╭─ DATASET ENTRIES
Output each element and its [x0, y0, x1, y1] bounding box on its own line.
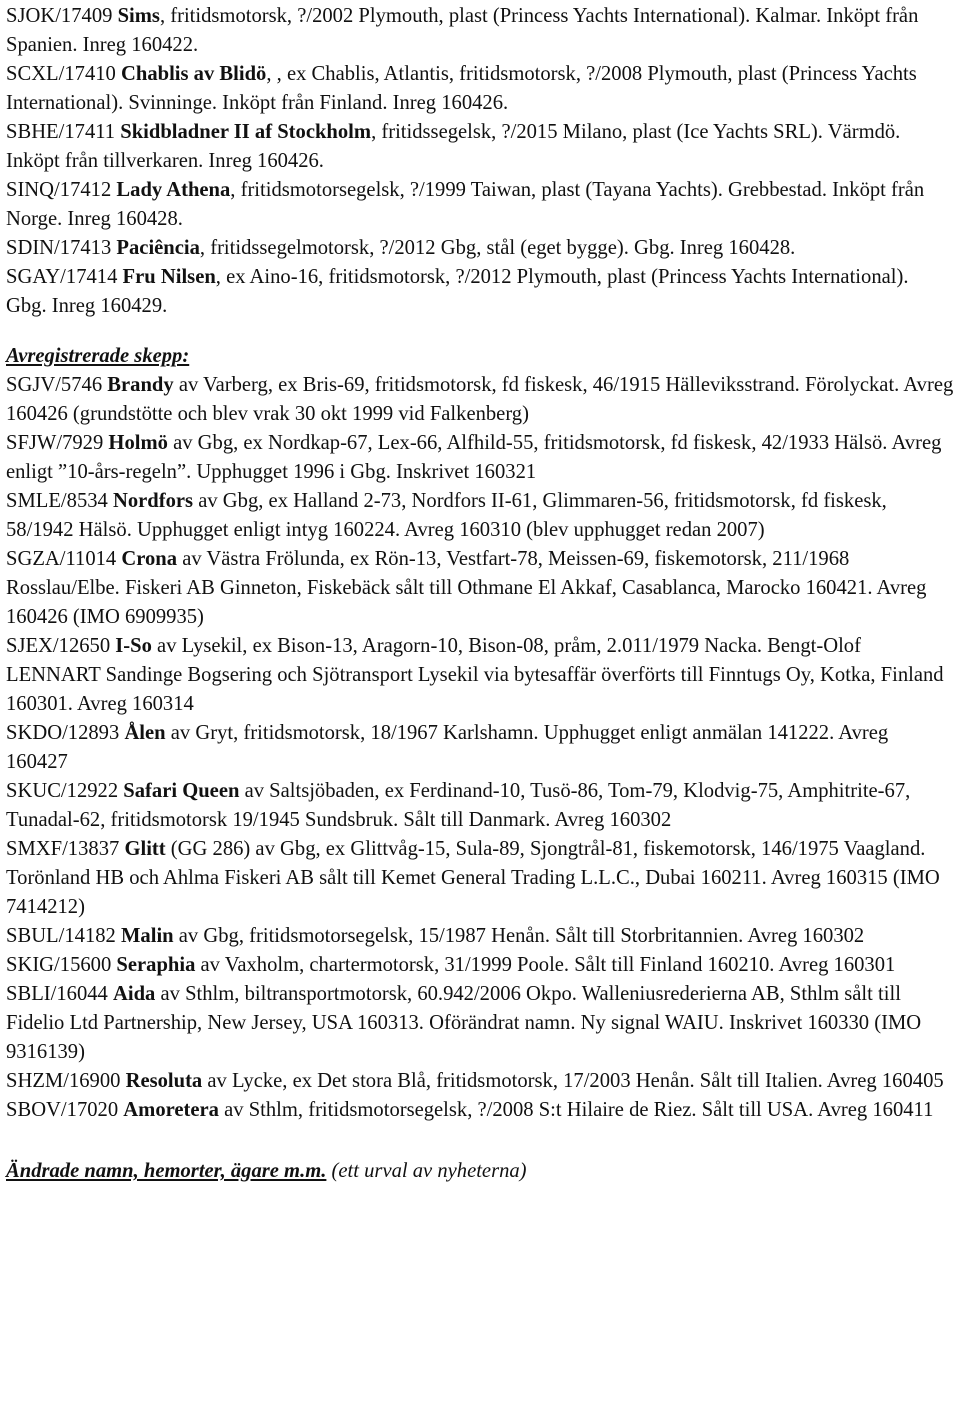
ship-entry: [6, 1096, 954, 1125]
ship-signal: SBHE/17411: [6, 121, 121, 143]
ship-entry: [6, 980, 954, 1067]
ship-details: av Gbg, fritidsmotorsegelsk, 15/1987 Henån. Sålt till Storbritannien. Avreg 160302: [173, 925, 865, 947]
ship-name: Fru Nilsen: [122, 266, 216, 288]
ship-signal: SHZM/16900: [6, 1070, 126, 1092]
ship-entry: [6, 2, 954, 60]
ship-details: , fritidssegelmotorsk, ?/2012 Gbg, stål (eget bygge). Gbg. Inreg 160428.: [199, 237, 796, 259]
ship-name: Holmö: [108, 432, 168, 454]
ship-signal: SBLI/16044: [6, 983, 113, 1005]
ship-name: Crona: [121, 548, 178, 570]
ship-entry: [6, 632, 954, 719]
registered-entries: [6, 2, 954, 321]
changes-heading-note: (ett urval av nyheterna): [326, 1160, 527, 1182]
ship-name: Lady Athena: [116, 179, 231, 201]
ship-details: , fritidsmotorsk, ?/2002 Plymouth, plast (Princess Yachts International). Kalmar. Inköpt från Spanien. Inreg 160422.: [6, 5, 919, 56]
ship-name: Aida: [112, 983, 156, 1005]
ship-details: av Varberg, ex Bris-69, fritidsmotorsk, fd fiskesk, 46/1915 Hälleviksstrand. Förolyckat. Avreg 160426 (grundstötte och blev vrak 30 okt 1999 vid Falkenberg): [6, 374, 954, 425]
ship-signal: SCXL/17410: [6, 63, 121, 85]
ship-entry: [6, 835, 954, 922]
ship-signal: SKUC/12922: [6, 780, 124, 802]
ship-signal: SKIG/15600: [6, 954, 117, 976]
deregistered-heading: Avregistrerade skepp:: [6, 345, 190, 367]
ship-signal: SGJV/5746: [6, 374, 108, 396]
ship-details: av Lycke, ex Det stora Blå, fritidsmotorsk, 17/2003 Henån. Sålt till Italien. Avreg 160405: [202, 1070, 944, 1092]
ship-name: I-So: [115, 635, 152, 657]
ship-details: av Vaxholm, chartermotorsk, 31/1999 Poole. Sålt till Finland 160210. Avreg 160301: [195, 954, 896, 976]
ship-signal: SFJW/7929: [6, 432, 109, 454]
ship-details: av Gbg, ex Halland 2-73, Nordfors II-61, Glimmaren-56, fritidsmotorsk, fd fiskesk, 58/1942 Hälsö. Upphugget enligt intyg 160224. Avreg 160310 (blev upphugget redan 2007): [6, 490, 887, 541]
ship-signal: SGZA/11014: [6, 548, 122, 570]
ship-signal: SINQ/17412: [6, 179, 117, 201]
ship-details: av Lysekil, ex Bison-13, Aragorn-10, Bison-08, pråm, 2.011/1979 Nacka. Bengt-Olof LENNART Sandinge Bogsering och Sjötransport Lysekil via bytesaffär överförts till Finntugs Oy, Kotka, Finland 160301. Avreg 160314: [6, 635, 944, 715]
ship-name: Chablis av Blidö: [121, 63, 267, 85]
ship-entry: [6, 263, 954, 321]
ship-name: Seraphia: [116, 954, 196, 976]
ship-signal: SMXF/13837: [6, 838, 125, 860]
ship-signal: SDIN/17413: [6, 237, 117, 259]
ship-details: , fritidsmotorsegelsk, ?/1999 Taiwan, plast (Tayana Yachts). Grebbestad. Inköpt från Norge. Inreg 160428.: [6, 179, 925, 230]
ship-details: , fritidssegelsk, ?/2015 Milano, plast (Ice Yachts SRL). Värmdö. Inköpt från tillverkaren. Inreg 160426.: [6, 121, 901, 172]
ship-signal: SJEX/12650: [6, 635, 116, 657]
ship-entry: [6, 60, 954, 118]
ship-entry: [6, 719, 954, 777]
ship-details: , , ex Chablis, Atlantis, fritidsmotorsk, ?/2008 Plymouth, plast (Princess Yachts International). Svinninge. Inköpt från Finland. Inreg 160426.: [6, 63, 917, 114]
ship-name: Paciência: [116, 237, 200, 259]
ship-details: , ex Aino-16, fritidsmotorsk, ?/2012 Plymouth, plast (Princess Yachts International). Gbg. Inreg 160429.: [6, 266, 909, 317]
ship-entry: [6, 176, 954, 234]
ship-details: av Sthlm, fritidsmotorsegelsk, ?/2008 S:t Hilaire de Riez. Sålt till USA. Avreg 160411: [218, 1099, 934, 1121]
ship-entry: [6, 371, 954, 429]
ship-details: av Saltsjöbaden, ex Ferdinand-10, Tusö-86, Tom-79, Klodvig-75, Amphitrite-67, Tunadal-62, fritidsmotorsk 19/1945 Sundsbruk. Sålt till Danmark. Avreg 160302: [6, 780, 911, 831]
ship-entry: [6, 429, 954, 487]
ship-name: Safari Queen: [123, 780, 240, 802]
ship-name: Glitt: [124, 838, 166, 860]
ship-name: Sims: [117, 5, 160, 27]
ship-entry: [6, 545, 954, 632]
ship-name: Ålen: [124, 722, 166, 744]
ship-details: av Sthlm, biltransportmotorsk, 60.942/2006 Okpo. Walleniusrederierna AB, Sthlm sålt till Fidelio Ltd Partnership, New Jersey, USA 160313. Oförändrat namn. Ny signal WAIU. Inskrivet 160330 (IMO 9316139): [6, 983, 922, 1063]
ship-details: av Gryt, fritidsmotorsk, 18/1967 Karlshamn. Upphugget enligt anmälan 141222. Avreg 160427: [6, 722, 889, 773]
ship-entry: [6, 234, 954, 263]
ship-entry: [6, 951, 954, 980]
ship-entry: [6, 922, 954, 951]
ship-details: (GG 286) av Gbg, ex Glittvåg-15, Sula-89, Sjongtrål-81, fiskemotorsk, 146/1975 Vaagland. Torönland HB och Ahlma Fiskeri AB sålt till Kemet General Trading L.L.C., Dubai 160211. Avreg 160315 (IMO 7414212): [6, 838, 940, 918]
ship-entry: [6, 487, 954, 545]
changes-heading-title: Ändrade namn, hemorter, ägare m.m.: [6, 1160, 327, 1182]
ship-name: Skidbladner II af Stockholm: [120, 121, 372, 143]
ship-signal: SBOV/17020: [6, 1099, 124, 1121]
ship-signal: SBUL/14182: [6, 925, 121, 947]
ship-signal: SGAY/17414: [6, 266, 123, 288]
ship-name: Malin: [121, 925, 174, 947]
deregistered-entries: [6, 371, 954, 1125]
ship-entry: [6, 118, 954, 176]
ship-signal: SKDO/12893: [6, 722, 125, 744]
ship-name: Nordfors: [112, 490, 194, 512]
ship-name: Amoretera: [123, 1099, 219, 1121]
ship-signal: SMLE/8534: [6, 490, 113, 512]
ship-signal: SJOK/17409: [6, 5, 118, 27]
ship-entry: [6, 777, 954, 835]
ship-entry: [6, 1067, 954, 1096]
ship-name: Resoluta: [125, 1070, 203, 1092]
ship-details: av Västra Frölunda, ex Rön-13, Vestfart-78, Meissen-69, fiskemotorsk, 211/1968 Rosslau/Elbe. Fiskeri AB Ginneton, Fiskebäck sålt till Othmane El Akkaf, Casablanca, Marocko 160421. Avreg 160426 (IMO 6909935): [6, 548, 927, 628]
changes-heading: [6, 1157, 954, 1186]
ship-name: Brandy: [107, 374, 174, 396]
ship-details: av Gbg, ex Nordkap-67, Lex-66, Alfhild-55, fritidsmotorsk, fd fiskesk, 42/1933 Hälsö. Avreg enligt ”10-års-regeln”. Upphugget 1996 i Gbg. Inskrivet 160321: [6, 432, 942, 483]
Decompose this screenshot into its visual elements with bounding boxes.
╰─
_THE TASK_
Copy out all of the data above line for line, unchanged, but leave out the pictures.

_TASK ANSWER_
Output each element and its [x0, y0, x1, y1] bounding box on its own line.
ship-entry: [6, 1096, 954, 1125]
ship-signal: SBHE/17411: [6, 121, 121, 143]
ship-entry: [6, 980, 954, 1067]
ship-details: av Gbg, fritidsmotorsegelsk, 15/1987 Henån. Sålt till Storbritannien. Avreg 160302: [173, 925, 865, 947]
ship-name: Fru Nilsen: [122, 266, 216, 288]
ship-signal: SHZM/16900: [6, 1070, 126, 1092]
ship-entry: [6, 2, 954, 60]
ship-details: , fritidssegelmotorsk, ?/2012 Gbg, stål (eget bygge). Gbg. Inreg 160428.: [199, 237, 796, 259]
ship-name: Holmö: [108, 432, 168, 454]
ship-signal: SBLI/16044: [6, 983, 113, 1005]
ship-name: Crona: [121, 548, 178, 570]
ship-entry: [6, 632, 954, 719]
registered-entries: [6, 2, 954, 321]
changes-heading-note: (ett urval av nyheterna): [326, 1160, 527, 1182]
ship-name: Lady Athena: [116, 179, 231, 201]
ship-details: , fritidsmotorsk, ?/2002 Plymouth, plast (Princess Yachts International). Kalmar. Inköpt från Spanien. Inreg 160422.: [6, 5, 919, 56]
ship-name: Aida: [112, 983, 156, 1005]
ship-details: av Varberg, ex Bris-69, fritidsmotorsk, fd fiskesk, 46/1915 Hälleviksstrand. Förolyckat. Avreg 160426 (grundstötte och blev vrak 30 okt 1999 vid Falkenberg): [6, 374, 954, 425]
ship-signal: SCXL/17410: [6, 63, 121, 85]
ship-entry: [6, 835, 954, 922]
ship-signal: SKUC/12922: [6, 780, 124, 802]
ship-signal: SKIG/15600: [6, 954, 117, 976]
deregistered-heading: Avregistrerade skepp:: [6, 345, 190, 367]
ship-signal: SGJV/5746: [6, 374, 108, 396]
ship-details: av Lycke, ex Det stora Blå, fritidsmotorsk, 17/2003 Henån. Sålt till Italien. Avreg 160405: [202, 1070, 944, 1092]
ship-name: I-So: [115, 635, 152, 657]
ship-details: av Vaxholm, chartermotorsk, 31/1999 Poole. Sålt till Finland 160210. Avreg 160301: [195, 954, 896, 976]
ship-signal: SFJW/7929: [6, 432, 109, 454]
ship-details: av Gbg, ex Halland 2-73, Nordfors II-61, Glimmaren-56, fritidsmotorsk, fd fiskesk, 58/1942 Hälsö. Upphugget enligt intyg 160224. Avreg 160310 (blev upphugget redan 2007): [6, 490, 887, 541]
ship-signal: SGZA/11014: [6, 548, 122, 570]
ship-signal: SINQ/17412: [6, 179, 117, 201]
ship-details: av Lysekil, ex Bison-13, Aragorn-10, Bison-08, pråm, 2.011/1979 Nacka. Bengt-Olof LENNART Sandinge Bogsering och Sjötransport Lysekil via bytesaffär överförts till Finntugs Oy, Kotka, Finland 160301. Avreg 160314: [6, 635, 944, 715]
ship-name: Chablis av Blidö: [121, 63, 267, 85]
ship-entry: [6, 263, 954, 321]
ship-name: Seraphia: [116, 954, 196, 976]
ship-signal: SMXF/13837: [6, 838, 125, 860]
ship-signal: SDIN/17413: [6, 237, 117, 259]
ship-details: , fritidsmotorsegelsk, ?/1999 Taiwan, plast (Tayana Yachts). Grebbestad. Inköpt från Norge. Inreg 160428.: [6, 179, 925, 230]
ship-details: , fritidssegelsk, ?/2015 Milano, plast (Ice Yachts SRL). Värmdö. Inköpt från tillverkaren. Inreg 160426.: [6, 121, 901, 172]
ship-signal: SJEX/12650: [6, 635, 116, 657]
ship-entry: [6, 60, 954, 118]
ship-entry: [6, 719, 954, 777]
ship-details: , , ex Chablis, Atlantis, fritidsmotorsk, ?/2008 Plymouth, plast (Princess Yachts International). Svinninge. Inköpt från Finland. Inreg 160426.: [6, 63, 917, 114]
ship-name: Paciência: [116, 237, 200, 259]
ship-details: , ex Aino-16, fritidsmotorsk, ?/2012 Plymouth, plast (Princess Yachts International). Gbg. Inreg 160429.: [6, 266, 909, 317]
ship-entry: [6, 176, 954, 234]
ship-details: av Sthlm, fritidsmotorsegelsk, ?/2008 S:t Hilaire de Riez. Sålt till USA. Avreg 160411: [218, 1099, 934, 1121]
ship-entry: [6, 371, 954, 429]
ship-details: av Saltsjöbaden, ex Ferdinand-10, Tusö-86, Tom-79, Klodvig-75, Amphitrite-67, Tunadal-62, fritidsmotorsk 19/1945 Sundsbruk. Sålt till Danmark. Avreg 160302: [6, 780, 911, 831]
ship-entry: [6, 429, 954, 487]
ship-name: Safari Queen: [123, 780, 240, 802]
ship-name: Glitt: [124, 838, 166, 860]
ship-name: Sims: [117, 5, 160, 27]
ship-entry: [6, 545, 954, 632]
ship-name: Ålen: [124, 722, 166, 744]
ship-details: av Sthlm, biltransportmotorsk, 60.942/2006 Okpo. Walleniusrederierna AB, Sthlm sålt till Fidelio Ltd Partnership, New Jersey, USA 160313. Oförändrat namn. Ny signal WAIU. Inskrivet 160330 (IMO 9316139): [6, 983, 922, 1063]
ship-details: av Gryt, fritidsmotorsk, 18/1967 Karlshamn. Upphugget enligt anmälan 141222. Avreg 160427: [6, 722, 889, 773]
ship-entry: [6, 234, 954, 263]
ship-entry: [6, 951, 954, 980]
ship-entry: [6, 922, 954, 951]
ship-details: (GG 286) av Gbg, ex Glittvåg-15, Sula-89, Sjongtrål-81, fiskemotorsk, 146/1975 Vaagland. Torönland HB och Ahlma Fiskeri AB sålt till Kemet General Trading L.L.C., Dubai 160211. Avreg 160315 (IMO 7414212): [6, 838, 940, 918]
ship-entry: [6, 487, 954, 545]
changes-heading-title: Ändrade namn, hemorter, ägare m.m.: [6, 1160, 327, 1182]
ship-name: Skidbladner II af Stockholm: [120, 121, 372, 143]
ship-signal: SBOV/17020: [6, 1099, 124, 1121]
ship-signal: SBUL/14182: [6, 925, 121, 947]
ship-signal: SGAY/17414: [6, 266, 123, 288]
ship-name: Malin: [121, 925, 174, 947]
deregistered-entries: [6, 371, 954, 1125]
ship-entry: [6, 118, 954, 176]
ship-signal: SKDO/12893: [6, 722, 125, 744]
ship-name: Nordfors: [112, 490, 194, 512]
ship-name: Amoretera: [123, 1099, 219, 1121]
ship-signal: SMLE/8534: [6, 490, 113, 512]
ship-signal: SJOK/17409: [6, 5, 118, 27]
ship-entry: [6, 777, 954, 835]
ship-entry: [6, 1067, 954, 1096]
ship-name: Resoluta: [125, 1070, 203, 1092]
ship-details: av Västra Frölunda, ex Rön-13, Vestfart-78, Meissen-69, fiskemotorsk, 211/1968 Rosslau/Elbe. Fiskeri AB Ginneton, Fiskebäck sålt till Othmane El Akkaf, Casablanca, Marocko 160421. Avreg 160426 (IMO 6909935): [6, 548, 927, 628]
changes-heading: [6, 1157, 954, 1186]
ship-name: Brandy: [107, 374, 174, 396]
ship-details: av Gbg, ex Nordkap-67, Lex-66, Alfhild-55, fritidsmotorsk, fd fiskesk, 42/1933 Hälsö. Avreg enligt ”10-års-regeln”. Upphugget 1996 i Gbg. Inskrivet 160321: [6, 432, 942, 483]
Decompose this screenshot into its visual elements with bounding boxes.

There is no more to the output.